What you are asked to do: Gather every line that includes the word "decline", please.

[A run of records]
* START *

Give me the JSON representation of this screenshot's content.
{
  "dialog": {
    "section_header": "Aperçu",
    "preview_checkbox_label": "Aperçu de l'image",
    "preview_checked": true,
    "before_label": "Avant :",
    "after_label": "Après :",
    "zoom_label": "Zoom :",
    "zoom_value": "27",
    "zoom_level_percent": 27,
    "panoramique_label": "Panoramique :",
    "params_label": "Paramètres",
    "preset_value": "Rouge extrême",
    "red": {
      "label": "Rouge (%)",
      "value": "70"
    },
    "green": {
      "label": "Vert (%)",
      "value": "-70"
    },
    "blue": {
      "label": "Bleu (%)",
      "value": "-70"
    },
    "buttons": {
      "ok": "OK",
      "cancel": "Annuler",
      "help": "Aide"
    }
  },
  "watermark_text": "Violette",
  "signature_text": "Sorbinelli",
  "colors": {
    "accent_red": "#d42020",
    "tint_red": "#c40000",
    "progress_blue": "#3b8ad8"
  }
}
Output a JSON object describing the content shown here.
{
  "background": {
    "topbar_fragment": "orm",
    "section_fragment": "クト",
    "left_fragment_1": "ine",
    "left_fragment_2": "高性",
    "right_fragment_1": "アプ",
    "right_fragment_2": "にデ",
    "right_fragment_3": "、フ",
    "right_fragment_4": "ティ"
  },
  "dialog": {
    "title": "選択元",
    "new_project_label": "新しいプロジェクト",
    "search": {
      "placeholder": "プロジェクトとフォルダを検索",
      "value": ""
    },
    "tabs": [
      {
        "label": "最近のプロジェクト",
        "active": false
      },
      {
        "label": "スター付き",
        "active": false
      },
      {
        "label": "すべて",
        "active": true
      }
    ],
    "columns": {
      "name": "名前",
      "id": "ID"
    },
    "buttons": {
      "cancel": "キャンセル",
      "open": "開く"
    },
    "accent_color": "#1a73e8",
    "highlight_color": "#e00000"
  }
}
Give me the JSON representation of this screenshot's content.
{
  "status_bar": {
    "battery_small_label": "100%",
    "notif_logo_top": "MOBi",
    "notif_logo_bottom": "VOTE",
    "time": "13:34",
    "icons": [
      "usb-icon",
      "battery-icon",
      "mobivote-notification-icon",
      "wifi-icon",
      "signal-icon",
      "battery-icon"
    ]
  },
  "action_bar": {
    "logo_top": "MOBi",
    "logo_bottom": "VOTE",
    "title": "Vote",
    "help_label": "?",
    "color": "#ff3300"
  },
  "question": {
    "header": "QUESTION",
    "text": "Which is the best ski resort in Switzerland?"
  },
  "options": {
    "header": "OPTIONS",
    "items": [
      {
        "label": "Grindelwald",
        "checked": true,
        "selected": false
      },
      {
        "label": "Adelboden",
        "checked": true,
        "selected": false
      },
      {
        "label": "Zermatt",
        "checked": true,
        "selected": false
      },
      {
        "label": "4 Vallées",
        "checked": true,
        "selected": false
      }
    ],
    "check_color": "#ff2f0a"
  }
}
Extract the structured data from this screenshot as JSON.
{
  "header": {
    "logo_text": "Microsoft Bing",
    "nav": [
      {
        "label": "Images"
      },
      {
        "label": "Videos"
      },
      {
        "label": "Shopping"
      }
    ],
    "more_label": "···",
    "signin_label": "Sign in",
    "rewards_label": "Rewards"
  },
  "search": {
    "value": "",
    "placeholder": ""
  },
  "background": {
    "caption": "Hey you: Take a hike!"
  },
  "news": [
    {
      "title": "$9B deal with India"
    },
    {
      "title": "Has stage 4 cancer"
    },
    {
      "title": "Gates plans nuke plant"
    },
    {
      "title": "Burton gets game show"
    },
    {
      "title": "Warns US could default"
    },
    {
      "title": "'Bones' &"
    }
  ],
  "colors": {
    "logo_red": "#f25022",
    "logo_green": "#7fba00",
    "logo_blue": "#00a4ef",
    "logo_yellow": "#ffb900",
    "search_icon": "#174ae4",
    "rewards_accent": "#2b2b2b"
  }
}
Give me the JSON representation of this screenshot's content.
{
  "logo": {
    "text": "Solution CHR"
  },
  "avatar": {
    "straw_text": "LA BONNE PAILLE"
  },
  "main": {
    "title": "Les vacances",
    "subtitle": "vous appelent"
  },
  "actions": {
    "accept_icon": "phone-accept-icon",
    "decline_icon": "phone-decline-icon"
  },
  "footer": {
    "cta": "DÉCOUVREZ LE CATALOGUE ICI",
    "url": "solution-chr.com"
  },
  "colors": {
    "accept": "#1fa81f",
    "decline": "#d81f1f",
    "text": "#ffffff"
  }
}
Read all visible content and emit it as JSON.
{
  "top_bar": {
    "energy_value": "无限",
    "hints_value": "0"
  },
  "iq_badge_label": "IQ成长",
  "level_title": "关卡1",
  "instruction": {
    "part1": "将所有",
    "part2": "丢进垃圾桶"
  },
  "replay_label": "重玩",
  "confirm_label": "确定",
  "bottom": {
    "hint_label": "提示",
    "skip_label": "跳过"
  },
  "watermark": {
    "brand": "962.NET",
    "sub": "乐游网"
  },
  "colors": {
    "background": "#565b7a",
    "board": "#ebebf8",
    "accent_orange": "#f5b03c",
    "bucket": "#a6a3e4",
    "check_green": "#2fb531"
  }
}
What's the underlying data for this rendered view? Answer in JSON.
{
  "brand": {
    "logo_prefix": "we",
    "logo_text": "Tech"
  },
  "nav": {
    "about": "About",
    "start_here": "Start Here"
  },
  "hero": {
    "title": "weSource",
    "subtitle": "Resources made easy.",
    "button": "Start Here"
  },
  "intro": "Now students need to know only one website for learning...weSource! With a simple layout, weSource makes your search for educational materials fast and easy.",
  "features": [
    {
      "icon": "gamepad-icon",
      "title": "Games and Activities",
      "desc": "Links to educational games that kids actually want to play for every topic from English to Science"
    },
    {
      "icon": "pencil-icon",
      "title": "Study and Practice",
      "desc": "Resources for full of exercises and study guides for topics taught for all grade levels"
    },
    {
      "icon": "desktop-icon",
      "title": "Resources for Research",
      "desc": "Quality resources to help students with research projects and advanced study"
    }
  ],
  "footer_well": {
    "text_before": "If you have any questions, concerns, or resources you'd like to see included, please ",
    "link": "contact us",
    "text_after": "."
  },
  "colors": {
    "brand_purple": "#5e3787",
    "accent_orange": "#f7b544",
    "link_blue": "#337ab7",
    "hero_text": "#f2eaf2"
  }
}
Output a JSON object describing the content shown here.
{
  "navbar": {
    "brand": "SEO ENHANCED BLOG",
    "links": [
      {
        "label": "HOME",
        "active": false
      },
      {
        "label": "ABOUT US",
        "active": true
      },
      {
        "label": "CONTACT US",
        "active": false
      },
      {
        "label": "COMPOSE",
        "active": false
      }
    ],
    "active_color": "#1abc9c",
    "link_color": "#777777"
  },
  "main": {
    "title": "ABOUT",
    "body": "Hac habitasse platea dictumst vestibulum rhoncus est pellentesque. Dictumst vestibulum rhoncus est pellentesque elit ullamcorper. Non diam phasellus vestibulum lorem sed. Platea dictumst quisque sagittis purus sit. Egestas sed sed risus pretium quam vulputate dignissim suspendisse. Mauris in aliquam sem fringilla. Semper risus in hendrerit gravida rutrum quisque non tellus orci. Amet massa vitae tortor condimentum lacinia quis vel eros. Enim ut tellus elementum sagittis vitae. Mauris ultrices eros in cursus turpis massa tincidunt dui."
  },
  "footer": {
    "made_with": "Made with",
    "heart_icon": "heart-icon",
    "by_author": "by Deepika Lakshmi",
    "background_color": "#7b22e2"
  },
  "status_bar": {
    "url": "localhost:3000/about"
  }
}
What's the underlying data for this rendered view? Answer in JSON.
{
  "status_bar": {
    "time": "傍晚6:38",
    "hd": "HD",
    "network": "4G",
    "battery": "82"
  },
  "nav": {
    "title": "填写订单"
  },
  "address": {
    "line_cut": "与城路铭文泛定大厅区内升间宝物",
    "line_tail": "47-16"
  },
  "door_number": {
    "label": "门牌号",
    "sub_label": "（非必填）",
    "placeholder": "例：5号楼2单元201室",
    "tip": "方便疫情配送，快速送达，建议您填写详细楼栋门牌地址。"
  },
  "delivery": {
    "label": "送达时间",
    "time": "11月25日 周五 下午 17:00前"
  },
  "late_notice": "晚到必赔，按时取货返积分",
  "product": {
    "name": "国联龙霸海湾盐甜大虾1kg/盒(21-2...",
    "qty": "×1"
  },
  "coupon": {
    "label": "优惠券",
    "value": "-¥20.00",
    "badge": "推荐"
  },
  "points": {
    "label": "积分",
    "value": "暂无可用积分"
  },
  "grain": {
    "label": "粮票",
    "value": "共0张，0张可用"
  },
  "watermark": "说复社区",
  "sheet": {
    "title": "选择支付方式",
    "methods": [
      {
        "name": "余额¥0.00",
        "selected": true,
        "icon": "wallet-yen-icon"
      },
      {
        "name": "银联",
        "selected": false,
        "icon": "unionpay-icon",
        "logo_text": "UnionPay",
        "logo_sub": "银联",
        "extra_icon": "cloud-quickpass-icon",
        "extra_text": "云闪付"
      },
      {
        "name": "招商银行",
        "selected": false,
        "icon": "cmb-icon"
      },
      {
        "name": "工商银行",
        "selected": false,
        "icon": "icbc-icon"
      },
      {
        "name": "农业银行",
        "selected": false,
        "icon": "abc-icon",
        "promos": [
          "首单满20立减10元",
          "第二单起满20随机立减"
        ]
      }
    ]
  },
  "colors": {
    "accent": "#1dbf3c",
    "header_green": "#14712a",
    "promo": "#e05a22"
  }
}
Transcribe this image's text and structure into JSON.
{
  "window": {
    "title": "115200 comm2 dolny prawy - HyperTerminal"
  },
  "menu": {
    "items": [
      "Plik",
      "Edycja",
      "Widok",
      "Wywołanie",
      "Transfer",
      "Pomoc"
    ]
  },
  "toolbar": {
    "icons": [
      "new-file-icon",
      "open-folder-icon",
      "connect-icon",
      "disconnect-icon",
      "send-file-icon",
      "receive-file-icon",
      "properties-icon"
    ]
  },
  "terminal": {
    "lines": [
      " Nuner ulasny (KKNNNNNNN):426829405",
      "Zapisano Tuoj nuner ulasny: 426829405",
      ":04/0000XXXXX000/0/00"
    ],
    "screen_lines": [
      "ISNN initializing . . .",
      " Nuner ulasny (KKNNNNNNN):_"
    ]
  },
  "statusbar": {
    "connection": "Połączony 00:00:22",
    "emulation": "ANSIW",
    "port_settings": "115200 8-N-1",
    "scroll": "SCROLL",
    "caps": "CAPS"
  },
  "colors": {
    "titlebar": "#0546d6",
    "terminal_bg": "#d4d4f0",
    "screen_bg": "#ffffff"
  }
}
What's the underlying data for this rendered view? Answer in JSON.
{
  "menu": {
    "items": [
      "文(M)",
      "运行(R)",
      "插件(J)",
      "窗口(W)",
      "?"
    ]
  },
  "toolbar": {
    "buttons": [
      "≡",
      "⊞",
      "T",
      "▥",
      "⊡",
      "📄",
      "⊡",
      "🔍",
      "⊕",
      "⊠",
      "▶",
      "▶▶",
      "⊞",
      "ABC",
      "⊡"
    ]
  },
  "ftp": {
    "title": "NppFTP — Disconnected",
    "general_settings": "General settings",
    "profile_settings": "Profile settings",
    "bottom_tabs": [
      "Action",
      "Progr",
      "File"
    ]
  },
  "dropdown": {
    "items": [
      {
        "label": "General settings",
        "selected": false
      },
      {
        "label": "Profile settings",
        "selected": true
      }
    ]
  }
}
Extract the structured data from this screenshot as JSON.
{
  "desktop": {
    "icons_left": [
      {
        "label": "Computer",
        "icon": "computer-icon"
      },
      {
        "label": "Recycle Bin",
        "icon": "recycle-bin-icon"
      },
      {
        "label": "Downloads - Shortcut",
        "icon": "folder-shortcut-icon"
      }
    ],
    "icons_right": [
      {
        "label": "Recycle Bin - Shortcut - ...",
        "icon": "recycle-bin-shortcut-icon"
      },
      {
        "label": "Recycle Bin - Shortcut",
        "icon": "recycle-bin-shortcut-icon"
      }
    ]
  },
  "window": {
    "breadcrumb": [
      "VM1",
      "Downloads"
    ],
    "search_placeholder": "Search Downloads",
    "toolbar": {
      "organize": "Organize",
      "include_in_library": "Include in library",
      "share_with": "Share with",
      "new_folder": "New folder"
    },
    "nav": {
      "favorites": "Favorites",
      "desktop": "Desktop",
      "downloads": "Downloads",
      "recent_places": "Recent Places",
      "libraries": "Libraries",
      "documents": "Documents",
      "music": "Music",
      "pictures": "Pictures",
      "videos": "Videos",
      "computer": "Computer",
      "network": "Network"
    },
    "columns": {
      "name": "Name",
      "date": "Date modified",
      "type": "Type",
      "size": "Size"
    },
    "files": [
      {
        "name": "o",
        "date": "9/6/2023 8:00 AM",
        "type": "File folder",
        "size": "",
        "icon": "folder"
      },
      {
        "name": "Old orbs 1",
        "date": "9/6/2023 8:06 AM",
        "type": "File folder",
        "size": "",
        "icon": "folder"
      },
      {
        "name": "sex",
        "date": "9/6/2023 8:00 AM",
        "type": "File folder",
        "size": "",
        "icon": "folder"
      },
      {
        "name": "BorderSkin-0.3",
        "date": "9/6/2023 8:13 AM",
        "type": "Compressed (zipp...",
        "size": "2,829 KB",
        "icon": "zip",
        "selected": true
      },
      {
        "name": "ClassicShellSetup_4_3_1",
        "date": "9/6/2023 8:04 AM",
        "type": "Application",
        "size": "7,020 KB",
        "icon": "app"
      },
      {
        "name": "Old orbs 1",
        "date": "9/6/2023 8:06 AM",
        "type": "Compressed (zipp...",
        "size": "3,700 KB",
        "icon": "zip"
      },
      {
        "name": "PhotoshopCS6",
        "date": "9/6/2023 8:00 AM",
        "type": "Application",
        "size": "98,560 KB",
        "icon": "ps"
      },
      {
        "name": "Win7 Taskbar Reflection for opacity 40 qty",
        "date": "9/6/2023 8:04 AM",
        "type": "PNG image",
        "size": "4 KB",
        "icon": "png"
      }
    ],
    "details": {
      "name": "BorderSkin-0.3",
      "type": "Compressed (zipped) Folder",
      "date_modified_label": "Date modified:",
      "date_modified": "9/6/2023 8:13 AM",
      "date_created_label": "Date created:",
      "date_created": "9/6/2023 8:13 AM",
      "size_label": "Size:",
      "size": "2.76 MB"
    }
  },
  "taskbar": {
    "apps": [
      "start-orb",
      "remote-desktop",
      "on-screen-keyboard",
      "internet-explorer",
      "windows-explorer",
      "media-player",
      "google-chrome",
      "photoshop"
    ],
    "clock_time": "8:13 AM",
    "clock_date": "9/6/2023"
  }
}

* END *

Complete response:
    "decline_icon": "phone-decline-icon"
    "decline": "#d81f1f",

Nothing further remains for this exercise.